### STORED DATA ###

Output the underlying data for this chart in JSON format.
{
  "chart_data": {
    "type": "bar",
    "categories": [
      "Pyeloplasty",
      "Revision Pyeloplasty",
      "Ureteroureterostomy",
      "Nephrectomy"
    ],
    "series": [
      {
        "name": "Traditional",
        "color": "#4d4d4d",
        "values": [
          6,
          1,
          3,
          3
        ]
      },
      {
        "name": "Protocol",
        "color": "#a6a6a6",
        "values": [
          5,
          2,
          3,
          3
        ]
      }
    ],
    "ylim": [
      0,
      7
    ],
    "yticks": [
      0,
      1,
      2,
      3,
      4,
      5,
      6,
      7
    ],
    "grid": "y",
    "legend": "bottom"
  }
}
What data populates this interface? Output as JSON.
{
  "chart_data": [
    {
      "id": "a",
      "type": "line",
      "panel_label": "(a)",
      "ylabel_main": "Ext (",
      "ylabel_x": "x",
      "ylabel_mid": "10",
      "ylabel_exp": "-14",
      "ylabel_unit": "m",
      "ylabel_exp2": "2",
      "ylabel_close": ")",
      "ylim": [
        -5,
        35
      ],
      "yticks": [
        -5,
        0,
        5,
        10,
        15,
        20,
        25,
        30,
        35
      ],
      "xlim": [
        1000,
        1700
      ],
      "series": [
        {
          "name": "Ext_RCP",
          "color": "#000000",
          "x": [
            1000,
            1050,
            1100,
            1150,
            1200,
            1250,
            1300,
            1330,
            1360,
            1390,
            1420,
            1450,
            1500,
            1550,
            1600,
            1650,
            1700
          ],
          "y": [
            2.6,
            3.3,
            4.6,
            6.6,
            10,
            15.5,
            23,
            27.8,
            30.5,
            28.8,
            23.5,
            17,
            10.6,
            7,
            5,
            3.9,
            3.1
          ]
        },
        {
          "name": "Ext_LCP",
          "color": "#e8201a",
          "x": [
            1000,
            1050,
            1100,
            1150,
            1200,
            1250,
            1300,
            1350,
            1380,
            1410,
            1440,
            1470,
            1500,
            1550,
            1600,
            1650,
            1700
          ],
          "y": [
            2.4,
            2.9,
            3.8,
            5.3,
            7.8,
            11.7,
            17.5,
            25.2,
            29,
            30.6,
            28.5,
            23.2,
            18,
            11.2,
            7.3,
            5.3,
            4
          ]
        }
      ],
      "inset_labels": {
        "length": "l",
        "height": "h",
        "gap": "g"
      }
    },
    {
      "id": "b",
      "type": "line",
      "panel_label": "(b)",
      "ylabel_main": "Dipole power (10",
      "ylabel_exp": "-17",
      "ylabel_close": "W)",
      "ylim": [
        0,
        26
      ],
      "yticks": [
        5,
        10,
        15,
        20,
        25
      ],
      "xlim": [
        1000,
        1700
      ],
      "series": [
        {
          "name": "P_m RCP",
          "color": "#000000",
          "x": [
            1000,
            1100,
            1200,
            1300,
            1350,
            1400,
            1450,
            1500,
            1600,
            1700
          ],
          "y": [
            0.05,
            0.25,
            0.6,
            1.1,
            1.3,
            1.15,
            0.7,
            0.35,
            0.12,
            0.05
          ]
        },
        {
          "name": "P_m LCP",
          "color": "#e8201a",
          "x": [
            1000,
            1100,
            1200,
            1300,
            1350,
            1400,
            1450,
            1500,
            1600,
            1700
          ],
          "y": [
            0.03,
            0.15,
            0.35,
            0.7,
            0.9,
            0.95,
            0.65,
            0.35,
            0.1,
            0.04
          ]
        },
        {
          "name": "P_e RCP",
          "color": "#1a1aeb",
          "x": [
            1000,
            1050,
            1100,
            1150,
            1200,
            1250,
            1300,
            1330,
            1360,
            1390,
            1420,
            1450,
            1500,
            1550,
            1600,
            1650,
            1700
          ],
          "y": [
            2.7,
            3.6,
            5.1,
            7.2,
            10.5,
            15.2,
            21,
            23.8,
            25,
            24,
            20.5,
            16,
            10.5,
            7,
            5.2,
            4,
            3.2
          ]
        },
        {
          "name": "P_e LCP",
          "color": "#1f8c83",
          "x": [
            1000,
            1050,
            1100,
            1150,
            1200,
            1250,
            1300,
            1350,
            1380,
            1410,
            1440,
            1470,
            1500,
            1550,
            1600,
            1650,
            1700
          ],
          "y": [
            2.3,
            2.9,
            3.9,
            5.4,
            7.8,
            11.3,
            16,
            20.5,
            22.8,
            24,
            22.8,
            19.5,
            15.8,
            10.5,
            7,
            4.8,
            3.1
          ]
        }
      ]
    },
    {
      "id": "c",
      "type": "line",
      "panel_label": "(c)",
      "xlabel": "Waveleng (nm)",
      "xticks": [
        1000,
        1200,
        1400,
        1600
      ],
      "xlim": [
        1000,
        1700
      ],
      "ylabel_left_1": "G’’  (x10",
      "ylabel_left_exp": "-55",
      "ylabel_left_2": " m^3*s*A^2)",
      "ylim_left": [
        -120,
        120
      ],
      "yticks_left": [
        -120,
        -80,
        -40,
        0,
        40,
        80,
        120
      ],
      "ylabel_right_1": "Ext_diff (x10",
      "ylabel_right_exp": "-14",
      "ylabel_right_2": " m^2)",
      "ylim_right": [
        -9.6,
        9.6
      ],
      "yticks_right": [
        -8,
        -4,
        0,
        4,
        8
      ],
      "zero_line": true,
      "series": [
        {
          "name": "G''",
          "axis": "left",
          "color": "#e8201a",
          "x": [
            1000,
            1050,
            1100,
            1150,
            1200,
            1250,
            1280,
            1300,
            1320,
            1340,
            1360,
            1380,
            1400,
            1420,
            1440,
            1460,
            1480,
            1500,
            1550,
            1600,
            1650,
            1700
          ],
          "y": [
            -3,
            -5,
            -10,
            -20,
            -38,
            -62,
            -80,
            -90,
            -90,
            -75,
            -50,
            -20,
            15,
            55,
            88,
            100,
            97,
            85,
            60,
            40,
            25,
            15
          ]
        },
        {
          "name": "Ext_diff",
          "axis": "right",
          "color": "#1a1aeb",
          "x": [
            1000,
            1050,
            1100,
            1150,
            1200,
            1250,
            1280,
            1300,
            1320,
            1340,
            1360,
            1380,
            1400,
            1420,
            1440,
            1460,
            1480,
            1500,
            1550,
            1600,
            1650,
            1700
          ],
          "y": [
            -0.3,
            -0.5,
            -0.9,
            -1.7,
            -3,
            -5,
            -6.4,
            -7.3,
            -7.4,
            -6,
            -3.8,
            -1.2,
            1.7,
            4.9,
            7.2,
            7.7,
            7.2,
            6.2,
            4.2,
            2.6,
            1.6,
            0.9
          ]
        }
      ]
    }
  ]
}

###

Give the complete listing a second time, exactly as it reads.

Output the underlying data for this chart in JSON format.
{
  "chart_data": {
    "type": "bar",
    "categories": [
      "Pyeloplasty",
      "Revision Pyeloplasty",
      "Ureteroureterostomy",
      "Nephrectomy"
    ],
    "series": [
      {
        "name": "Traditional",
        "color": "#4d4d4d",
        "values": [
          6,
          1,
          3,
          3
        ]
      },
      {
        "name": "Protocol",
        "color": "#a6a6a6",
        "values": [
          5,
          2,
          3,
          3
        ]
      }
    ],
    "ylim": [
      0,
      7
    ],
    "yticks": [
      0,
      1,
      2,
      3,
      4,
      5,
      6,
      7
    ],
    "grid": "y",
    "legend": "bottom"
  }
}
What data populates this interface? Output as JSON.
{
  "chart_data": [
    {
      "id": "a",
      "type": "line",
      "panel_label": "(a)",
      "ylabel_main": "Ext (",
      "ylabel_x": "x",
      "ylabel_mid": "10",
      "ylabel_exp": "-14",
      "ylabel_unit": "m",
      "ylabel_exp2": "2",
      "ylabel_close": ")",
      "ylim": [
        -5,
        35
      ],
      "yticks": [
        -5,
        0,
        5,
        10,
        15,
        20,
        25,
        30,
        35
      ],
      "xlim": [
        1000,
        1700
      ],
      "series": [
        {
          "name": "Ext_RCP",
          "color": "#000000",
          "x": [
            1000,
            1050,
            1100,
            1150,
            1200,
            1250,
            1300,
            1330,
            1360,
            1390,
            1420,
            1450,
            1500,
            1550,
            1600,
            1650,
            1700
          ],
          "y": [
            2.6,
            3.3,
            4.6,
            6.6,
            10,
            15.5,
            23,
            27.8,
            30.5,
            28.8,
            23.5,
            17,
            10.6,
            7,
            5,
            3.9,
            3.1
          ]
        },
        {
          "name": "Ext_LCP",
          "color": "#e8201a",
          "x": [
            1000,
            1050,
            1100,
            1150,
            1200,
            1250,
            1300,
            1350,
            1380,
            1410,
            1440,
            1470,
            1500,
            1550,
            1600,
            1650,
            1700
          ],
          "y": [
            2.4,
            2.9,
            3.8,
            5.3,
            7.8,
            11.7,
            17.5,
            25.2,
            29,
            30.6,
            28.5,
            23.2,
            18,
            11.2,
            7.3,
            5.3,
            4
          ]
        }
      ],
      "inset_labels": {
        "length": "l",
        "height": "h",
        "gap": "g"
      }
    },
    {
      "id": "b",
      "type": "line",
      "panel_label": "(b)",
      "ylabel_main": "Dipole power (10",
      "ylabel_exp": "-17",
      "ylabel_close": "W)",
      "ylim": [
        0,
        26
      ],
      "yticks": [
        5,
        10,
        15,
        20,
        25
      ],
      "xlim": [
        1000,
        1700
      ],
      "series": [
        {
          "name": "P_m RCP",
          "color": "#000000",
          "x": [
            1000,
            1100,
            1200,
            1300,
            1350,
            1400,
            1450,
            1500,
            1600,
            1700
          ],
          "y": [
            0.05,
            0.25,
            0.6,
            1.1,
            1.3,
            1.15,
            0.7,
            0.35,
            0.12,
            0.05
          ]
        },
        {
          "name": "P_m LCP",
          "color": "#e8201a",
          "x": [
            1000,
            1100,
            1200,
            1300,
            1350,
            1400,
            1450,
            1500,
            1600,
            1700
          ],
          "y": [
            0.03,
            0.15,
            0.35,
            0.7,
            0.9,
            0.95,
            0.65,
            0.35,
            0.1,
            0.04
          ]
        },
        {
          "name": "P_e RCP",
          "color": "#1a1aeb",
          "x": [
            1000,
            1050,
            1100,
            1150,
            1200,
            1250,
            1300,
            1330,
            1360,
            1390,
            1420,
            1450,
            1500,
            1550,
            1600,
            1650,
            1700
          ],
          "y": [
            2.7,
            3.6,
            5.1,
            7.2,
            10.5,
            15.2,
            21,
            23.8,
            25,
            24,
            20.5,
            16,
            10.5,
            7,
            5.2,
            4,
            3.2
          ]
        },
        {
          "name": "P_e LCP",
          "color": "#1f8c83",
          "x": [
            1000,
            1050,
            1100,
            1150,
            1200,
            1250,
            1300,
            1350,
            1380,
            1410,
            1440,
            1470,
            1500,
            1550,
            1600,
            1650,
            1700
          ],
          "y": [
            2.3,
            2.9,
            3.9,
            5.4,
            7.8,
            11.3,
            16,
            20.5,
            22.8,
            24,
            22.8,
            19.5,
            15.8,
            10.5,
            7,
            4.8,
            3.1
          ]
        }
      ]
    },
    {
      "id": "c",
      "type": "line",
      "panel_label": "(c)",
      "xlabel": "Waveleng (nm)",
      "xticks": [
        1000,
        1200,
        1400,
        1600
      ],
      "xlim": [
        1000,
        1700
      ],
      "ylabel_left_1": "G’’  (x10",
      "ylabel_left_exp": "-55",
      "ylabel_left_2": " m^3*s*A^2)",
      "ylim_left": [
        -120,
        120
      ],
      "yticks_left": [
        -120,
        -80,
        -40,
        0,
        40,
        80,
        120
      ],
      "ylabel_right_1": "Ext_diff (x10",
      "ylabel_right_exp": "-14",
      "ylabel_right_2": " m^2)",
      "ylim_right": [
        -9.6,
        9.6
      ],
      "yticks_right": [
        -8,
        -4,
        0,
        4,
        8
      ],
      "zero_line": true,
      "series": [
        {
          "name": "G''",
          "axis": "left",
          "color": "#e8201a",
          "x": [
            1000,
            1050,
            1100,
            1150,
            1200,
            1250,
            1280,
            1300,
            1320,
            1340,
            1360,
            1380,
            1400,
            1420,
            1440,
            1460,
            1480,
            1500,
            1550,
            1600,
            1650,
            1700
          ],
          "y": [
            -3,
            -5,
            -10,
            -20,
            -38,
            -62,
            -80,
            -90,
            -90,
            -75,
            -50,
            -20,
            15,
            55,
            88,
            100,
            97,
            85,
            60,
            40,
            25,
            15
          ]
        },
        {
          "name": "Ext_diff",
          "axis": "right",
          "color": "#1a1aeb",
          "x": [
            1000,
            1050,
            1100,
            1150,
            1200,
            1250,
            1280,
            1300,
            1320,
            1340,
            1360,
            1380,
            1400,
            1420,
            1440,
            1460,
            1480,
            1500,
            1550,
            1600,
            1650,
            1700
          ],
          "y": [
            -0.3,
            -0.5,
            -0.9,
            -1.7,
            -3,
            -5,
            -6.4,
            -7.3,
            -7.4,
            -6,
            -3.8,
            -1.2,
            1.7,
            4.9,
            7.2,
            7.7,
            7.2,
            6.2,
            4.2,
            2.6,
            1.6,
            0.9
          ]
        }
      ]
    }
  ]
}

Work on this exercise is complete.